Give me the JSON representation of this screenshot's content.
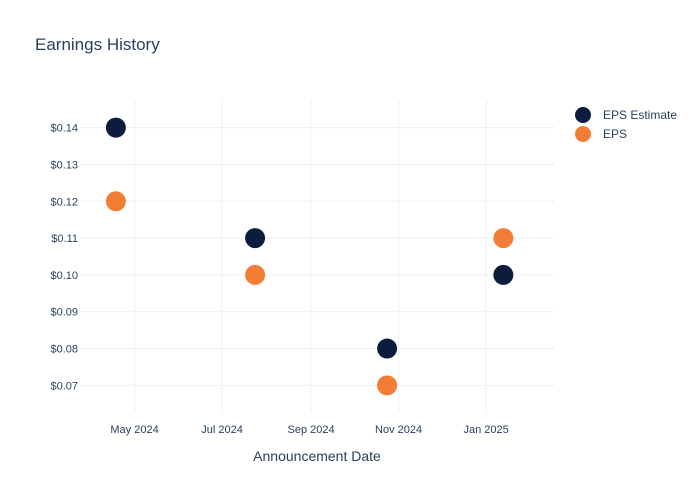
{
  "chart_data": {
    "type": "scatter",
    "title": "Earnings History",
    "xlabel": "Announcement Date",
    "ylabel": "",
    "x_axis_type": "date",
    "x_ticks": [
      {
        "date": "2024-05-01",
        "label": "May 2024"
      },
      {
        "date": "2024-07-01",
        "label": "Jul 2024"
      },
      {
        "date": "2024-09-01",
        "label": "Sep 2024"
      },
      {
        "date": "2024-11-01",
        "label": "Nov 2024"
      },
      {
        "date": "2025-01-01",
        "label": "Jan 2025"
      }
    ],
    "y_ticks": [
      {
        "value": 0.07,
        "label": "$0.07"
      },
      {
        "value": 0.08,
        "label": "$0.08"
      },
      {
        "value": 0.09,
        "label": "$0.09"
      },
      {
        "value": 0.1,
        "label": "$0.10"
      },
      {
        "value": 0.11,
        "label": "$0.11"
      },
      {
        "value": 0.12,
        "label": "$0.12"
      },
      {
        "value": 0.13,
        "label": "$0.13"
      },
      {
        "value": 0.14,
        "label": "$0.14"
      }
    ],
    "ylim": [
      0.0625,
      0.1475
    ],
    "xlim": [
      "2024-03-24",
      "2025-02-18"
    ],
    "grid": true,
    "legend_position": "top-right",
    "series": [
      {
        "name": "EPS Estimate",
        "color": "#0b1c3d",
        "points": [
          {
            "x": "2024-04-18",
            "y": 0.14
          },
          {
            "x": "2024-07-24",
            "y": 0.11
          },
          {
            "x": "2024-10-24",
            "y": 0.08
          },
          {
            "x": "2025-01-13",
            "y": 0.1
          }
        ]
      },
      {
        "name": "EPS",
        "color": "#f47d36",
        "points": [
          {
            "x": "2024-04-18",
            "y": 0.12
          },
          {
            "x": "2024-07-24",
            "y": 0.1
          },
          {
            "x": "2024-10-24",
            "y": 0.07
          },
          {
            "x": "2025-01-13",
            "y": 0.11
          }
        ]
      }
    ]
  }
}
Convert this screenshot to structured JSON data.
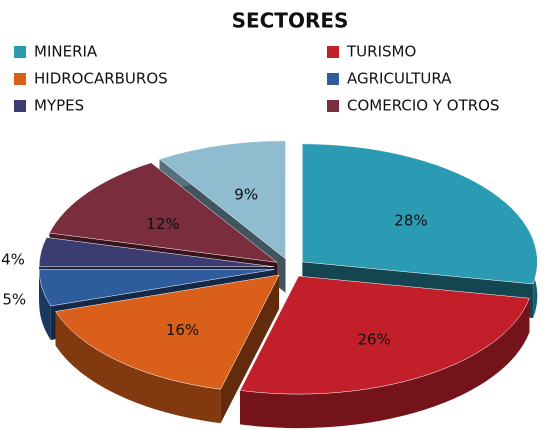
{
  "chart_data": {
    "type": "pie3d",
    "title": "SECTORES",
    "categories": [
      "MINERIA",
      "TURISMO",
      "HIDROCARBUROS",
      "AGRICULTURA",
      "MYPES",
      "COMERCIO Y OTROS",
      null
    ],
    "values": [
      28,
      26,
      16,
      5,
      4,
      12,
      9
    ],
    "value_labels": [
      "28%",
      "26%",
      "16%",
      "5%",
      "4%",
      "12%",
      "9%"
    ],
    "colors": [
      "#2b9bb4",
      "#c31f2b",
      "#d95f1b",
      "#2f5c9d",
      "#3b3c72",
      "#7a2d3d",
      "#8fbccf"
    ],
    "legend": "top"
  }
}
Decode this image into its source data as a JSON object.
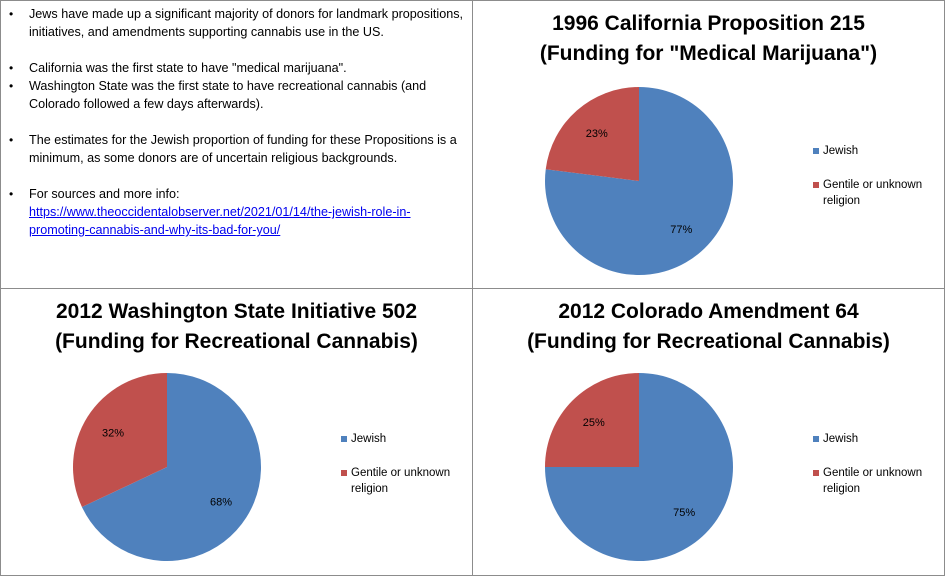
{
  "notes": {
    "bullets": [
      "Jews have made up a  significant majority of donors for landmark propositions, initiatives, and amendments supporting cannabis use in the US.",
      "California was the first state to have \"medical marijuana\".",
      "Washington State was the first state to have recreational cannabis (and Colorado followed a few days afterwards).",
      "The estimates for the Jewish  proportion of funding for these Propositions  is  a minimum,  as some donors are of uncertain religious backgrounds.",
      "For sources and more info:"
    ],
    "link": "https://www.theoccidentalobserver.net/2021/01/14/the-jewish-role-in-promoting-cannabis-and-why-its-bad-for-you/"
  },
  "colors": {
    "jewish": "#4f81bd",
    "gentile": "#c0504d"
  },
  "chart_data": [
    {
      "type": "pie",
      "title": [
        "1996 California Proposition 215",
        "(Funding for \"Medical Marijuana\")"
      ],
      "categories": [
        "Jewish",
        "Gentile or unknown religion"
      ],
      "values": [
        77,
        23
      ],
      "labels": [
        "77%",
        "23%"
      ],
      "legend": "right"
    },
    {
      "type": "pie",
      "title": [
        "2012 Washington State Initiative 502",
        "(Funding for Recreational Cannabis)"
      ],
      "categories": [
        "Jewish",
        "Gentile or unknown religion"
      ],
      "values": [
        68,
        32
      ],
      "labels": [
        "68%",
        "32%"
      ],
      "legend": "right"
    },
    {
      "type": "pie",
      "title": [
        "2012 Colorado Amendment 64",
        "(Funding for Recreational Cannabis)"
      ],
      "categories": [
        "Jewish",
        "Gentile or unknown religion"
      ],
      "values": [
        75,
        25
      ],
      "labels": [
        "75%",
        "25%"
      ],
      "legend": "right"
    }
  ]
}
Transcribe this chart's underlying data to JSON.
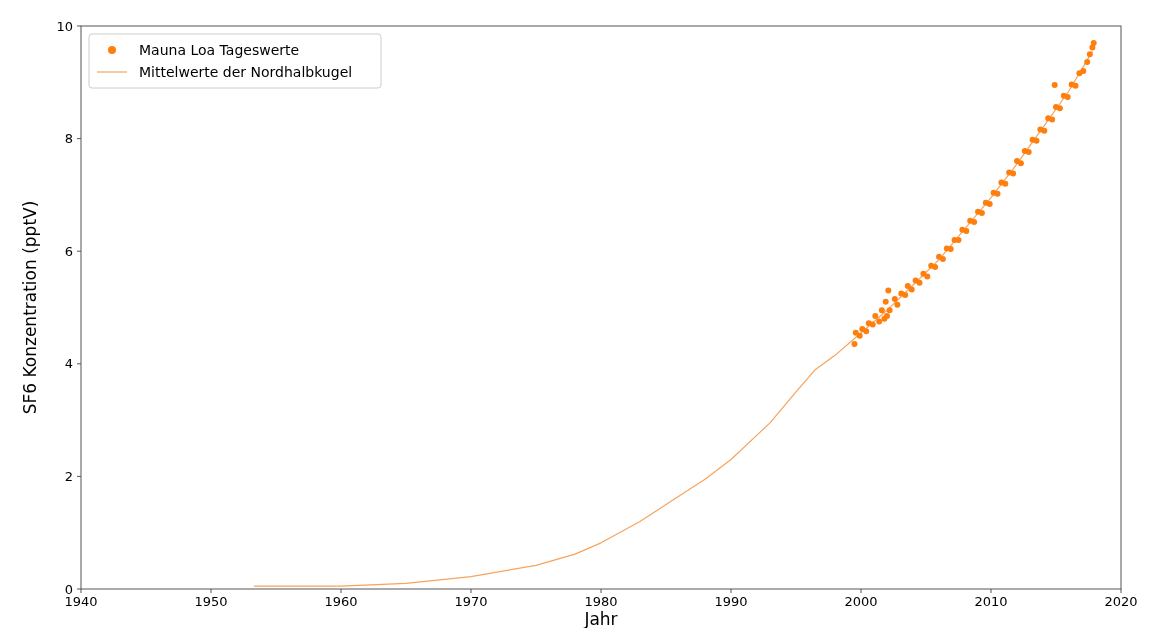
{
  "chart_data": {
    "type": "scatter",
    "xlabel": "Jahr",
    "ylabel": "SF6 Konzentration (pptV)",
    "xlim": [
      1940,
      2020
    ],
    "ylim": [
      0,
      10
    ],
    "xticks": [
      1940,
      1950,
      1960,
      1970,
      1980,
      1990,
      2000,
      2010,
      2020
    ],
    "yticks": [
      0,
      2,
      4,
      6,
      8,
      10
    ],
    "grid": false,
    "legend": "top left",
    "series": [
      {
        "name": "Mauna Loa Tageswerte",
        "marker": "circle",
        "color": "#ff7f0e",
        "x": [
          1999.5,
          1999.6,
          1999.9,
          2000.1,
          2000.4,
          2000.6,
          2000.9,
          2001.1,
          2001.4,
          2001.6,
          2001.8,
          2001.9,
          2002.0,
          2002.1,
          2002.2,
          2002.6,
          2002.8,
          2003.1,
          2003.4,
          2003.6,
          2003.9,
          2004.2,
          2004.5,
          2004.8,
          2005.1,
          2005.4,
          2005.7,
          2006.0,
          2006.3,
          2006.6,
          2006.9,
          2007.2,
          2007.5,
          2007.8,
          2008.1,
          2008.4,
          2008.7,
          2009.0,
          2009.3,
          2009.6,
          2009.9,
          2010.2,
          2010.5,
          2010.8,
          2011.1,
          2011.4,
          2011.7,
          2012.0,
          2012.3,
          2012.6,
          2012.9,
          2013.2,
          2013.5,
          2013.8,
          2014.1,
          2014.4,
          2014.7,
          2014.9,
          2015.0,
          2015.3,
          2015.6,
          2015.9,
          2016.2,
          2016.5,
          2016.8,
          2017.1,
          2017.4,
          2017.6,
          2017.8,
          2017.9
        ],
        "values": [
          4.35,
          4.55,
          4.5,
          4.62,
          4.58,
          4.72,
          4.7,
          4.85,
          4.75,
          4.95,
          4.8,
          5.1,
          4.85,
          5.3,
          4.95,
          5.15,
          5.05,
          5.25,
          5.22,
          5.38,
          5.32,
          5.48,
          5.44,
          5.6,
          5.55,
          5.74,
          5.72,
          5.9,
          5.86,
          6.05,
          6.04,
          6.2,
          6.2,
          6.38,
          6.36,
          6.54,
          6.52,
          6.7,
          6.68,
          6.86,
          6.84,
          7.04,
          7.02,
          7.22,
          7.2,
          7.4,
          7.38,
          7.6,
          7.56,
          7.78,
          7.76,
          7.98,
          7.96,
          8.16,
          8.14,
          8.36,
          8.34,
          8.95,
          8.56,
          8.54,
          8.76,
          8.74,
          8.96,
          8.94,
          9.16,
          9.2,
          9.36,
          9.5,
          9.62,
          9.7
        ]
      },
      {
        "name": "Mittelwerte der Nordhalbkugel",
        "type": "line",
        "line_style": "solid",
        "color": "#f7a35c",
        "x": [
          1953.3,
          1960,
          1965,
          1970,
          1975,
          1978,
          1980,
          1983,
          1985,
          1988,
          1990,
          1993,
          1995,
          1996.5,
          1998,
          1999.5,
          2000,
          2002,
          2004,
          2006,
          2008,
          2010,
          2012,
          2014,
          2016,
          2017.8
        ],
        "values": [
          0.05,
          0.05,
          0.1,
          0.22,
          0.42,
          0.62,
          0.82,
          1.2,
          1.5,
          1.95,
          2.3,
          2.95,
          3.5,
          3.9,
          4.15,
          4.45,
          4.55,
          4.95,
          5.4,
          5.85,
          6.4,
          6.95,
          7.55,
          8.2,
          8.85,
          9.55
        ]
      }
    ]
  }
}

....

• [Aim of the exercise]
Only lines with the string "name" belong in your answer; copy each one.

• [Exercise response]
        "name": "EPS Estimate",
        "name": "EPS",
        "name": "Mauna Loa Tageswerte",
        "name": "Mittelwerte der Nordhalbkugel",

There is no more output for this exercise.